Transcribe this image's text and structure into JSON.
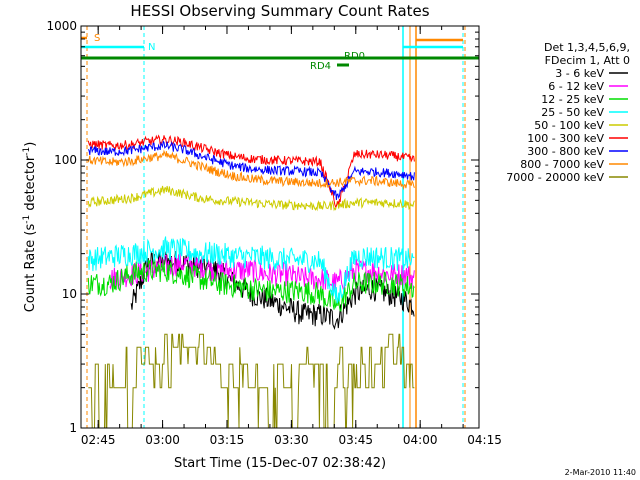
{
  "chart_data": {
    "type": "line",
    "title": "HESSI Observing Summary Count Rates",
    "xlabel": "Start Time (15-Dec-07 02:38:42)",
    "ylabel_main": "Count Rate (s",
    "ylabel_sup1": "-1",
    "ylabel_mid": " detector",
    "ylabel_sup2": "-1",
    "ylabel_end": ")",
    "yscale": "log",
    "ylim": [
      1,
      1000
    ],
    "xlim_minutes": [
      2.3,
      95.0
    ],
    "xticks": [
      {
        "label": "02:45",
        "minute": 6.3
      },
      {
        "label": "03:00",
        "minute": 21.3
      },
      {
        "label": "03:15",
        "minute": 36.3
      },
      {
        "label": "03:30",
        "minute": 51.3
      },
      {
        "label": "03:45",
        "minute": 66.3
      },
      {
        "label": "04:00",
        "minute": 81.3
      },
      {
        "label": "04:15",
        "minute": 96.3
      }
    ],
    "yticks": [
      {
        "label": "1",
        "value": 1
      },
      {
        "label": "10",
        "value": 10
      },
      {
        "label": "100",
        "value": 100
      },
      {
        "label": "1000",
        "value": 1000
      }
    ],
    "legend_header": [
      "Det 1,3,4,5,6,9,",
      "FDecim 1, Att 0"
    ],
    "legend_position": "right",
    "series": [
      {
        "name": "3 - 6 keV",
        "color": "#000000",
        "x": [
          14,
          18,
          22,
          26,
          30,
          34,
          38,
          42,
          46,
          50,
          54,
          58,
          62,
          66,
          70,
          74,
          78,
          80
        ],
        "y": [
          8,
          17,
          18,
          17,
          16,
          15,
          12,
          10,
          9,
          8,
          7,
          7,
          6.5,
          10,
          11,
          10,
          9,
          8
        ]
      },
      {
        "name": "6 - 12 keV",
        "color": "#ff00ff",
        "x": [
          9,
          14,
          18,
          22,
          26,
          30,
          34,
          38,
          42,
          46,
          50,
          54,
          58,
          62,
          66,
          70,
          74,
          78,
          80
        ],
        "y": [
          13,
          14,
          15,
          16,
          17,
          16,
          15,
          15,
          15,
          14,
          14,
          13,
          13,
          12,
          15,
          15,
          14,
          14,
          13
        ]
      },
      {
        "name": "12 - 25 keV",
        "color": "#00dd00",
        "x": [
          4,
          9,
          14,
          18,
          22,
          26,
          30,
          34,
          38,
          42,
          46,
          50,
          54,
          58,
          62,
          66,
          70,
          74,
          78,
          80
        ],
        "y": [
          12,
          12,
          14,
          15,
          15,
          14,
          13,
          12,
          11.5,
          11,
          10.5,
          10.5,
          10.5,
          10,
          8,
          12,
          12,
          12,
          11.5,
          11
        ]
      },
      {
        "name": "25 - 50 keV",
        "color": "#00ffff",
        "x": [
          4,
          9,
          14,
          18,
          22,
          26,
          30,
          34,
          38,
          42,
          46,
          50,
          54,
          58,
          62,
          66,
          70,
          74,
          78,
          80
        ],
        "y": [
          18,
          19,
          20,
          21,
          22,
          21,
          20,
          20,
          19,
          19,
          18.5,
          18,
          18,
          17.5,
          9,
          19,
          19,
          18.5,
          18,
          17.5
        ]
      },
      {
        "name": "50 - 100 keV",
        "color": "#cccc00",
        "x": [
          4,
          9,
          14,
          18,
          22,
          26,
          30,
          34,
          38,
          42,
          46,
          50,
          54,
          58,
          62,
          66,
          70,
          74,
          78,
          80
        ],
        "y": [
          48,
          50,
          52,
          56,
          60,
          56,
          52,
          50,
          49,
          48,
          47,
          46,
          46,
          45,
          46,
          48,
          48,
          48,
          47,
          46
        ]
      },
      {
        "name": "100 - 300 keV",
        "color": "#ff0000",
        "x": [
          4,
          9,
          14,
          18,
          22,
          26,
          30,
          34,
          38,
          42,
          46,
          50,
          54,
          58,
          62,
          66,
          70,
          74,
          78,
          80
        ],
        "y": [
          132,
          128,
          130,
          138,
          142,
          136,
          124,
          114,
          106,
          102,
          100,
          99,
          98,
          97,
          44,
          110,
          110,
          108,
          104,
          100
        ]
      },
      {
        "name": "300 - 800 keV",
        "color": "#0000ff",
        "x": [
          4,
          9,
          14,
          18,
          22,
          26,
          30,
          34,
          38,
          42,
          46,
          50,
          54,
          58,
          62,
          66,
          70,
          74,
          78,
          80
        ],
        "y": [
          118,
          115,
          118,
          124,
          128,
          120,
          108,
          98,
          90,
          86,
          84,
          83,
          82,
          80,
          52,
          82,
          82,
          80,
          78,
          75
        ]
      },
      {
        "name": "800 - 7000 keV",
        "color": "#ff8800",
        "x": [
          4,
          9,
          14,
          18,
          22,
          26,
          30,
          34,
          38,
          42,
          46,
          50,
          54,
          58,
          62,
          66,
          70,
          74,
          78,
          80
        ],
        "y": [
          100,
          96,
          98,
          104,
          108,
          100,
          90,
          82,
          76,
          72,
          70,
          69,
          68,
          67,
          68,
          70,
          70,
          68,
          66,
          64
        ]
      },
      {
        "name": "7000 - 20000 keV",
        "color": "#888800",
        "x": [
          4,
          9,
          14,
          18,
          22,
          26,
          30,
          34,
          38,
          42,
          46,
          50,
          54,
          58,
          62,
          66,
          70,
          74,
          78,
          80
        ],
        "y": [
          2,
          2,
          2.5,
          3,
          3.5,
          4,
          3.5,
          3,
          2.5,
          2,
          2,
          2.5,
          3,
          2.5,
          2,
          2.5,
          3,
          3.5,
          3,
          2.5
        ]
      }
    ],
    "annotations": [
      {
        "text": "S",
        "color": "#ff8800"
      },
      {
        "text": "N",
        "color": "#00ffff"
      },
      {
        "text": "RD0",
        "color": "#008800"
      },
      {
        "text": "RD4",
        "color": "#008800"
      }
    ],
    "footer_date": "2-Mar-2010 11:40"
  }
}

GOAL: Write the records out again in full, exactly, and skip every picture.

THE OUTPUT:
Transcribe this image's text and structure into JSON.
{
  "chart_data": {
    "type": "line",
    "title": "HESSI Observing Summary Count Rates",
    "xlabel": "Start Time (15-Dec-07 02:38:42)",
    "ylabel_main": "Count Rate (s",
    "ylabel_sup1": "-1",
    "ylabel_mid": " detector",
    "ylabel_sup2": "-1",
    "ylabel_end": ")",
    "yscale": "log",
    "ylim": [
      1,
      1000
    ],
    "xlim_minutes": [
      2.3,
      95.0
    ],
    "xticks": [
      {
        "label": "02:45",
        "minute": 6.3
      },
      {
        "label": "03:00",
        "minute": 21.3
      },
      {
        "label": "03:15",
        "minute": 36.3
      },
      {
        "label": "03:30",
        "minute": 51.3
      },
      {
        "label": "03:45",
        "minute": 66.3
      },
      {
        "label": "04:00",
        "minute": 81.3
      },
      {
        "label": "04:15",
        "minute": 96.3
      }
    ],
    "yticks": [
      {
        "label": "1",
        "value": 1
      },
      {
        "label": "10",
        "value": 10
      },
      {
        "label": "100",
        "value": 100
      },
      {
        "label": "1000",
        "value": 1000
      }
    ],
    "legend_header": [
      "Det 1,3,4,5,6,9,",
      "FDecim 1, Att 0"
    ],
    "legend_position": "right",
    "series": [
      {
        "name": "3 - 6 keV",
        "color": "#000000",
        "x": [
          14,
          18,
          22,
          26,
          30,
          34,
          38,
          42,
          46,
          50,
          54,
          58,
          62,
          66,
          70,
          74,
          78,
          80
        ],
        "y": [
          8,
          17,
          18,
          17,
          16,
          15,
          12,
          10,
          9,
          8,
          7,
          7,
          6.5,
          10,
          11,
          10,
          9,
          8
        ]
      },
      {
        "name": "6 - 12 keV",
        "color": "#ff00ff",
        "x": [
          9,
          14,
          18,
          22,
          26,
          30,
          34,
          38,
          42,
          46,
          50,
          54,
          58,
          62,
          66,
          70,
          74,
          78,
          80
        ],
        "y": [
          13,
          14,
          15,
          16,
          17,
          16,
          15,
          15,
          15,
          14,
          14,
          13,
          13,
          12,
          15,
          15,
          14,
          14,
          13
        ]
      },
      {
        "name": "12 - 25 keV",
        "color": "#00dd00",
        "x": [
          4,
          9,
          14,
          18,
          22,
          26,
          30,
          34,
          38,
          42,
          46,
          50,
          54,
          58,
          62,
          66,
          70,
          74,
          78,
          80
        ],
        "y": [
          12,
          12,
          14,
          15,
          15,
          14,
          13,
          12,
          11.5,
          11,
          10.5,
          10.5,
          10.5,
          10,
          8,
          12,
          12,
          12,
          11.5,
          11
        ]
      },
      {
        "name": "25 - 50 keV",
        "color": "#00ffff",
        "x": [
          4,
          9,
          14,
          18,
          22,
          26,
          30,
          34,
          38,
          42,
          46,
          50,
          54,
          58,
          62,
          66,
          70,
          74,
          78,
          80
        ],
        "y": [
          18,
          19,
          20,
          21,
          22,
          21,
          20,
          20,
          19,
          19,
          18.5,
          18,
          18,
          17.5,
          9,
          19,
          19,
          18.5,
          18,
          17.5
        ]
      },
      {
        "name": "50 - 100 keV",
        "color": "#cccc00",
        "x": [
          4,
          9,
          14,
          18,
          22,
          26,
          30,
          34,
          38,
          42,
          46,
          50,
          54,
          58,
          62,
          66,
          70,
          74,
          78,
          80
        ],
        "y": [
          48,
          50,
          52,
          56,
          60,
          56,
          52,
          50,
          49,
          48,
          47,
          46,
          46,
          45,
          46,
          48,
          48,
          48,
          47,
          46
        ]
      },
      {
        "name": "100 - 300 keV",
        "color": "#ff0000",
        "x": [
          4,
          9,
          14,
          18,
          22,
          26,
          30,
          34,
          38,
          42,
          46,
          50,
          54,
          58,
          62,
          66,
          70,
          74,
          78,
          80
        ],
        "y": [
          132,
          128,
          130,
          138,
          142,
          136,
          124,
          114,
          106,
          102,
          100,
          99,
          98,
          97,
          44,
          110,
          110,
          108,
          104,
          100
        ]
      },
      {
        "name": "300 - 800 keV",
        "color": "#0000ff",
        "x": [
          4,
          9,
          14,
          18,
          22,
          26,
          30,
          34,
          38,
          42,
          46,
          50,
          54,
          58,
          62,
          66,
          70,
          74,
          78,
          80
        ],
        "y": [
          118,
          115,
          118,
          124,
          128,
          120,
          108,
          98,
          90,
          86,
          84,
          83,
          82,
          80,
          52,
          82,
          82,
          80,
          78,
          75
        ]
      },
      {
        "name": "800 - 7000 keV",
        "color": "#ff8800",
        "x": [
          4,
          9,
          14,
          18,
          22,
          26,
          30,
          34,
          38,
          42,
          46,
          50,
          54,
          58,
          62,
          66,
          70,
          74,
          78,
          80
        ],
        "y": [
          100,
          96,
          98,
          104,
          108,
          100,
          90,
          82,
          76,
          72,
          70,
          69,
          68,
          67,
          68,
          70,
          70,
          68,
          66,
          64
        ]
      },
      {
        "name": "7000 - 20000 keV",
        "color": "#888800",
        "x": [
          4,
          9,
          14,
          18,
          22,
          26,
          30,
          34,
          38,
          42,
          46,
          50,
          54,
          58,
          62,
          66,
          70,
          74,
          78,
          80
        ],
        "y": [
          2,
          2,
          2.5,
          3,
          3.5,
          4,
          3.5,
          3,
          2.5,
          2,
          2,
          2.5,
          3,
          2.5,
          2,
          2.5,
          3,
          3.5,
          3,
          2.5
        ]
      }
    ],
    "annotations": [
      {
        "text": "S",
        "color": "#ff8800"
      },
      {
        "text": "N",
        "color": "#00ffff"
      },
      {
        "text": "RD0",
        "color": "#008800"
      },
      {
        "text": "RD4",
        "color": "#008800"
      }
    ],
    "footer_date": "2-Mar-2010 11:40"
  }
}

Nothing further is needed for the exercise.